Wednesday lunchtime, Dublin. At the rebooted Lansdowne Road, scene of so much Irish sporting drama and glory down the decades, Roy Keane is on guard: tracksuit, beard, early-stage quiff, occasional stare.
Sounding very much like an assistant manager rather than one of the most fascinating football characters of our time, it feels almost deliberate as Keane quietly disengages from questions about personal memories of Poland, where he made his competitive Republic of Ireland debut in Poznan in 1991. The Jackie Charlton era.
Keane is keen on the notion that tonight’s match against Poland is about creating new memories, new history at a ground which has not resounded to Irish “Ole, Ole” football chants for some time. Keane points out it is about time other players scored Robbie Keane’s goals.
His briefing is short, low-key and can scarcely have been more different from his last encounter with Irish reporters in November. Then the agenda was Keane’s book, his job at Aston Villa, a link with Celtic and a confrontation with a supporter. The accusation was that Keane, a surprise choice by Martin O’Neill to be his assistant, had become “a distraction” to O’Neill and the squad.
“Who in the hell do you think you are?” was Keane’s reply then. “I answer to the FAI and Martin. And if we don’t get the right results, I’ll be gone and you won’t lose a minute’s sleep, so don’t worry about distractions.”
With this swirling in the air, the Irish team presided over by O’Neill and Keane lost 1-0 in Scotland. That result, which left the Republic fourth in a fierce group, has become the dominant football theme.
Distractions, meanwhile, come from every angle for an Irish public that gorges on sport.
Wednesday’s Dublin Herald felt the mood was such that they could write: “People are uncertain about O’Neill and about this Ireland team,” while adding: “People like Paul O’Connell and his mates, plus the Ireland women’s rugby team, Katie Taylor and the cricketers have shouldered O’Neill and his players out of the way.”
This is the sporting context. There is a conspicuous sense in Ireland that soccer, as it is known, is lurking in the shadows, waiting to emerge from behind the broad backs of Six Nations-winning rugby players – men and women.
It is not a divisive issue, but it is there and it is mentioned. It has been put to O’Neill a couple of times over the past seven days and one of his replies was: “With the rugby team, the women’s rugby team and the cricket team, who were desperately unlucky not to qualify for the World Cup quarter-finals, there’s a lot to live up to.”

=== WHAT IS BEING ASKED ===
Can you reproduce, word for word, everything in the Roy Keane article above from "His briefing is" down to "dominant football theme."?

=== GIVEN MATERIAL ===
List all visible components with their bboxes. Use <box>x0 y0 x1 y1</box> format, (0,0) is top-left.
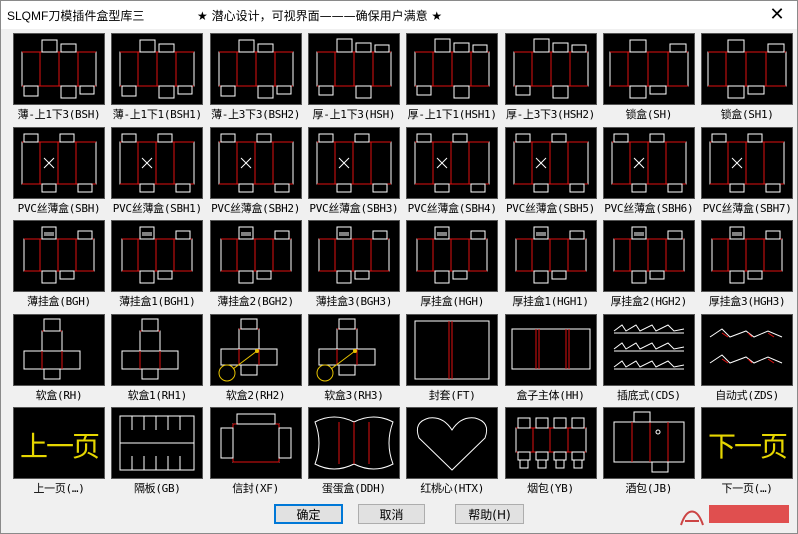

=== RESULT ===
His briefing is short, low-key and can scarcely have been more different from his last encounter with Irish reporters in November. Then the agenda was Keane’s book, his job at Aston Villa, a link with Celtic and a confrontation with a supporter. The accusation was that Keane, a surprise choice by Martin O’Neill to be his assistant, had become “a distraction” to O’Neill and the squad.
“Who in the hell do you think you are?” was Keane’s reply then. “I answer to the FAI and Martin. And if we don’t get the right results, I’ll be gone and you won’t lose a minute’s sleep, so don’t worry about distractions.”
With this swirling in the air, the Irish team presided over by O’Neill and Keane lost 1-0 in Scotland. That result, which left the Republic fourth in a fierce group, has become the dominant football theme.